**What to produce**
Write out every single entry exactly.

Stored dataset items

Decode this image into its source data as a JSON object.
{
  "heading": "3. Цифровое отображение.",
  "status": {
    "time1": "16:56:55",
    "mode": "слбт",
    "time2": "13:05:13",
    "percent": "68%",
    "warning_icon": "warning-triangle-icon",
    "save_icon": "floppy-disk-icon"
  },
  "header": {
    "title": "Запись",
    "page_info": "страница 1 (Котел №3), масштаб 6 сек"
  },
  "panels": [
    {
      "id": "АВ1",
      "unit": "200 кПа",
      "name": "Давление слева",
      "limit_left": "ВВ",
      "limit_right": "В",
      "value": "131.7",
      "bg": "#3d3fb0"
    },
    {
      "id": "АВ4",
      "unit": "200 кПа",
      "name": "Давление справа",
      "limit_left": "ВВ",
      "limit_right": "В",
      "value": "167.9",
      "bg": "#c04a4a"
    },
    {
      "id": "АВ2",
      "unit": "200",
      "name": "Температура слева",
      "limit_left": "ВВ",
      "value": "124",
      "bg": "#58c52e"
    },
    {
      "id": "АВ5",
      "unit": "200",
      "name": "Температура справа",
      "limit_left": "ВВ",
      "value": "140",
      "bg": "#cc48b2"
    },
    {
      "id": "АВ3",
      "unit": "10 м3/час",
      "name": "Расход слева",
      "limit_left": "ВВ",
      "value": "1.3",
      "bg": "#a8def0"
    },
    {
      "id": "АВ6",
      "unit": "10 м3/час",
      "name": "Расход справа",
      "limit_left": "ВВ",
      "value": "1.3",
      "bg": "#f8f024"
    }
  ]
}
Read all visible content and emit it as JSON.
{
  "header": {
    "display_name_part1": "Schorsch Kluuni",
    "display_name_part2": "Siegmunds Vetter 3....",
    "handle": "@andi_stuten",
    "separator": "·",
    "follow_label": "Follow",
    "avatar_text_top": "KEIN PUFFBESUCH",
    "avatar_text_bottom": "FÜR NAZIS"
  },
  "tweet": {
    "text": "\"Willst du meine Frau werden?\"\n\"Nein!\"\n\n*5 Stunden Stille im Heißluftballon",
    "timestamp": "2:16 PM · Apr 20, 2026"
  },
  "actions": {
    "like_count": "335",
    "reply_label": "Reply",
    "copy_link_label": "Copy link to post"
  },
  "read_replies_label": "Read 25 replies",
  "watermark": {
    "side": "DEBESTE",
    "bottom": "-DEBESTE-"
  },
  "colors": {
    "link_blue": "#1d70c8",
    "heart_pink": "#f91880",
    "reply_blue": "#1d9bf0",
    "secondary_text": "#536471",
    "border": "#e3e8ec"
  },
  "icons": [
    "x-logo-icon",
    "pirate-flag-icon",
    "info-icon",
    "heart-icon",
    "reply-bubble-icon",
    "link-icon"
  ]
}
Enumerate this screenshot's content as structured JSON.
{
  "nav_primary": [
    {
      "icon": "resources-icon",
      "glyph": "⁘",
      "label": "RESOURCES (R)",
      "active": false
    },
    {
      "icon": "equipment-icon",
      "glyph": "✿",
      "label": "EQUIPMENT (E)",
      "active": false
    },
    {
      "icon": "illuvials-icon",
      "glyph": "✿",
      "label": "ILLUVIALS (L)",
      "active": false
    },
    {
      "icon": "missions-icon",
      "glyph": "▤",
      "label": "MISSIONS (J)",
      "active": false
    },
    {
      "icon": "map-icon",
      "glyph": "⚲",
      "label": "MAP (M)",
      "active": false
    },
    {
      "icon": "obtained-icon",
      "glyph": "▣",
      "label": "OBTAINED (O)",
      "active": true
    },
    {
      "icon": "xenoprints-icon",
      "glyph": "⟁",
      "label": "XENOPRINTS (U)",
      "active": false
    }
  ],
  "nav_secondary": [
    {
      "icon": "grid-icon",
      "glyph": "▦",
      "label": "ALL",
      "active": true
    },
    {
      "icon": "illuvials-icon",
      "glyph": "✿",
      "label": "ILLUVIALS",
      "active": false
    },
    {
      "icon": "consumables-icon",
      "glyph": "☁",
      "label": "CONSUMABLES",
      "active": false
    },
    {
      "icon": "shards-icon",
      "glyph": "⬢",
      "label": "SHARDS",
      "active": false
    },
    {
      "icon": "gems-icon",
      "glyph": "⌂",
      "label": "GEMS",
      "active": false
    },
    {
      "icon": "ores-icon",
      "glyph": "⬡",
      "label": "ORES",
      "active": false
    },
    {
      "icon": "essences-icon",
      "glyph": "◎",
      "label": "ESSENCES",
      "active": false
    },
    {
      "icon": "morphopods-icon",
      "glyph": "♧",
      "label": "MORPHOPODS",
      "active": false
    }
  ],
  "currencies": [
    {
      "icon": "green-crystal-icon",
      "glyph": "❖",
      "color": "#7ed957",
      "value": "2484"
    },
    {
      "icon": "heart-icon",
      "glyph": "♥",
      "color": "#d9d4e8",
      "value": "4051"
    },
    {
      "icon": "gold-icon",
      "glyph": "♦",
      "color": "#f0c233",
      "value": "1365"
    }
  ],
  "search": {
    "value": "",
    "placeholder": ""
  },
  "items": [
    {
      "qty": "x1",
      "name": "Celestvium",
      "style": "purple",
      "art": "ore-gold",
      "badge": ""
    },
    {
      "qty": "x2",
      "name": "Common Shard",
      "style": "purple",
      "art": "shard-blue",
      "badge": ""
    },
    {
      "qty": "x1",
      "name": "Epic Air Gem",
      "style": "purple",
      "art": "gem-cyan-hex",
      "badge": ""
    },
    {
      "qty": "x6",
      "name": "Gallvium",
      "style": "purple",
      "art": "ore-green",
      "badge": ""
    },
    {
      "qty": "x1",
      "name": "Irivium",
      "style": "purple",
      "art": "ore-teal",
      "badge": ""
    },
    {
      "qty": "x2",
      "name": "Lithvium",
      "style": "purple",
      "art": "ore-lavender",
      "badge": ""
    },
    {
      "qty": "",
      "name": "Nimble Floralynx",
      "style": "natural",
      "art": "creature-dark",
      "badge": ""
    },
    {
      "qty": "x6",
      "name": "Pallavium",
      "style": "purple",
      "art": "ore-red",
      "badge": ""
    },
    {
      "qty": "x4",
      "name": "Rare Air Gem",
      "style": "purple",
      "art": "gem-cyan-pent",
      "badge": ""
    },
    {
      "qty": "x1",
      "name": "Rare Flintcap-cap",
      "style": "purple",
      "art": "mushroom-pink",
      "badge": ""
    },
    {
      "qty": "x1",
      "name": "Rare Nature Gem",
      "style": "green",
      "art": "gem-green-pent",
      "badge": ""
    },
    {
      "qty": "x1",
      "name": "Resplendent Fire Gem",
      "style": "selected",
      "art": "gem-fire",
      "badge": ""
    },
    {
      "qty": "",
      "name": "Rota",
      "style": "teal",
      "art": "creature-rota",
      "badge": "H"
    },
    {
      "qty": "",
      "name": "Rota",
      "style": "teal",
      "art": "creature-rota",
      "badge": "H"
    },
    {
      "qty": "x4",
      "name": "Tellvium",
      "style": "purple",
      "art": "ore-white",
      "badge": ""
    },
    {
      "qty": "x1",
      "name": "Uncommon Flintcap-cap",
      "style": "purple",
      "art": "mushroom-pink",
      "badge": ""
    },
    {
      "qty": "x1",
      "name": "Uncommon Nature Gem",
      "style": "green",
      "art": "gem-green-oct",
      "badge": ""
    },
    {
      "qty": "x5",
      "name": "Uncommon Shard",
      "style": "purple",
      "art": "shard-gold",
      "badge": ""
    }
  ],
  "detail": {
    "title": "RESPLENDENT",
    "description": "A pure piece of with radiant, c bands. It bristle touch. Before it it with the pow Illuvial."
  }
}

**Answer to the problem**
Decode this image into its source data as a JSON object.
{
  "heading": "3. Цифровое отображение.",
  "status": {
    "time1": "16:56:55",
    "mode": "слбт",
    "time2": "13:05:13",
    "percent": "68%",
    "warning_icon": "warning-triangle-icon",
    "save_icon": "floppy-disk-icon"
  },
  "header": {
    "title": "Запись",
    "page_info": "страница 1 (Котел №3), масштаб 6 сек"
  },
  "panels": [
    {
      "id": "АВ1",
      "unit": "200 кПа",
      "name": "Давление слева",
      "limit_left": "ВВ",
      "limit_right": "В",
      "value": "131.7",
      "bg": "#3d3fb0"
    },
    {
      "id": "АВ4",
      "unit": "200 кПа",
      "name": "Давление справа",
      "limit_left": "ВВ",
      "limit_right": "В",
      "value": "167.9",
      "bg": "#c04a4a"
    },
    {
      "id": "АВ2",
      "unit": "200",
      "name": "Температура слева",
      "limit_left": "ВВ",
      "value": "124",
      "bg": "#58c52e"
    },
    {
      "id": "АВ5",
      "unit": "200",
      "name": "Температура справа",
      "limit_left": "ВВ",
      "value": "140",
      "bg": "#cc48b2"
    },
    {
      "id": "АВ3",
      "unit": "10 м3/час",
      "name": "Расход слева",
      "limit_left": "ВВ",
      "value": "1.3",
      "bg": "#a8def0"
    },
    {
      "id": "АВ6",
      "unit": "10 м3/час",
      "name": "Расход справа",
      "limit_left": "ВВ",
      "value": "1.3",
      "bg": "#f8f024"
    }
  ]
}
Read all visible content and emit it as JSON.
{
  "header": {
    "display_name_part1": "Schorsch Kluuni",
    "display_name_part2": "Siegmunds Vetter 3....",
    "handle": "@andi_stuten",
    "separator": "·",
    "follow_label": "Follow",
    "avatar_text_top": "KEIN PUFFBESUCH",
    "avatar_text_bottom": "FÜR NAZIS"
  },
  "tweet": {
    "text": "\"Willst du meine Frau werden?\"\n\"Nein!\"\n\n*5 Stunden Stille im Heißluftballon",
    "timestamp": "2:16 PM · Apr 20, 2026"
  },
  "actions": {
    "like_count": "335",
    "reply_label": "Reply",
    "copy_link_label": "Copy link to post"
  },
  "read_replies_label": "Read 25 replies",
  "watermark": {
    "side": "DEBESTE",
    "bottom": "-DEBESTE-"
  },
  "colors": {
    "link_blue": "#1d70c8",
    "heart_pink": "#f91880",
    "reply_blue": "#1d9bf0",
    "secondary_text": "#536471",
    "border": "#e3e8ec"
  },
  "icons": [
    "x-logo-icon",
    "pirate-flag-icon",
    "info-icon",
    "heart-icon",
    "reply-bubble-icon",
    "link-icon"
  ]
}
Enumerate this screenshot's content as structured JSON.
{
  "nav_primary": [
    {
      "icon": "resources-icon",
      "glyph": "⁘",
      "label": "RESOURCES (R)",
      "active": false
    },
    {
      "icon": "equipment-icon",
      "glyph": "✿",
      "label": "EQUIPMENT (E)",
      "active": false
    },
    {
      "icon": "illuvials-icon",
      "glyph": "✿",
      "label": "ILLUVIALS (L)",
      "active": false
    },
    {
      "icon": "missions-icon",
      "glyph": "▤",
      "label": "MISSIONS (J)",
      "active": false
    },
    {
      "icon": "map-icon",
      "glyph": "⚲",
      "label": "MAP (M)",
      "active": false
    },
    {
      "icon": "obtained-icon",
      "glyph": "▣",
      "label": "OBTAINED (O)",
      "active": true
    },
    {
      "icon": "xenoprints-icon",
      "glyph": "⟁",
      "label": "XENOPRINTS (U)",
      "active": false
    }
  ],
  "nav_secondary": [
    {
      "icon": "grid-icon",
      "glyph": "▦",
      "label": "ALL",
      "active": true
    },
    {
      "icon": "illuvials-icon",
      "glyph": "✿",
      "label": "ILLUVIALS",
      "active": false
    },
    {
      "icon": "consumables-icon",
      "glyph": "☁",
      "label": "CONSUMABLES",
      "active": false
    },
    {
      "icon": "shards-icon",
      "glyph": "⬢",
      "label": "SHARDS",
      "active": false
    },
    {
      "icon": "gems-icon",
      "glyph": "⌂",
      "label": "GEMS",
      "active": false
    },
    {
      "icon": "ores-icon",
      "glyph": "⬡",
      "label": "ORES",
      "active": false
    },
    {
      "icon": "essences-icon",
      "glyph": "◎",
      "label": "ESSENCES",
      "active": false
    },
    {
      "icon": "morphopods-icon",
      "glyph": "♧",
      "label": "MORPHOPODS",
      "active": false
    }
  ],
  "currencies": [
    {
      "icon": "green-crystal-icon",
      "glyph": "❖",
      "color": "#7ed957",
      "value": "2484"
    },
    {
      "icon": "heart-icon",
      "glyph": "♥",
      "color": "#d9d4e8",
      "value": "4051"
    },
    {
      "icon": "gold-icon",
      "glyph": "♦",
      "color": "#f0c233",
      "value": "1365"
    }
  ],
  "search": {
    "value": "",
    "placeholder": ""
  },
  "items": [
    {
      "qty": "x1",
      "name": "Celestvium",
      "style": "purple",
      "art": "ore-gold",
      "badge": ""
    },
    {
      "qty": "x2",
      "name": "Common Shard",
      "style": "purple",
      "art": "shard-blue",
      "badge": ""
    },
    {
      "qty": "x1",
      "name": "Epic Air Gem",
      "style": "purple",
      "art": "gem-cyan-hex",
      "badge": ""
    },
    {
      "qty": "x6",
      "name": "Gallvium",
      "style": "purple",
      "art": "ore-green",
      "badge": ""
    },
    {
      "qty": "x1",
      "name": "Irivium",
      "style": "purple",
      "art": "ore-teal",
      "badge": ""
    },
    {
      "qty": "x2",
      "name": "Lithvium",
      "style": "purple",
      "art": "ore-lavender",
      "badge": ""
    },
    {
      "qty": "",
      "name": "Nimble Floralynx",
      "style": "natural",
      "art": "creature-dark",
      "badge": ""
    },
    {
      "qty": "x6",
      "name": "Pallavium",
      "style": "purple",
      "art": "ore-red",
      "badge": ""
    },
    {
      "qty": "x4",
      "name": "Rare Air Gem",
      "style": "purple",
      "art": "gem-cyan-pent",
      "badge": ""
    },
    {
      "qty": "x1",
      "name": "Rare Flintcap-cap",
      "style": "purple",
      "art": "mushroom-pink",
      "badge": ""
    },
    {
      "qty": "x1",
      "name": "Rare Nature Gem",
      "style": "green",
      "art": "gem-green-pent",
      "badge": ""
    },
    {
      "qty": "x1",
      "name": "Resplendent Fire Gem",
      "style": "selected",
      "art": "gem-fire",
      "badge": ""
    },
    {
      "qty": "",
      "name": "Rota",
      "style": "teal",
      "art": "creature-rota",
      "badge": "H"
    },
    {
      "qty": "",
      "name": "Rota",
      "style": "teal",
      "art": "creature-rota",
      "badge": "H"
    },
    {
      "qty": "x4",
      "name": "Tellvium",
      "style": "purple",
      "art": "ore-white",
      "badge": ""
    },
    {
      "qty": "x1",
      "name": "Uncommon Flintcap-cap",
      "style": "purple",
      "art": "mushroom-pink",
      "badge": ""
    },
    {
      "qty": "x1",
      "name": "Uncommon Nature Gem",
      "style": "green",
      "art": "gem-green-oct",
      "badge": ""
    },
    {
      "qty": "x5",
      "name": "Uncommon Shard",
      "style": "purple",
      "art": "shard-gold",
      "badge": ""
    }
  ],
  "detail": {
    "title": "RESPLENDENT",
    "description": "A pure piece of with radiant, c bands. It bristle touch. Before it it with the pow Illuvial."
  }
}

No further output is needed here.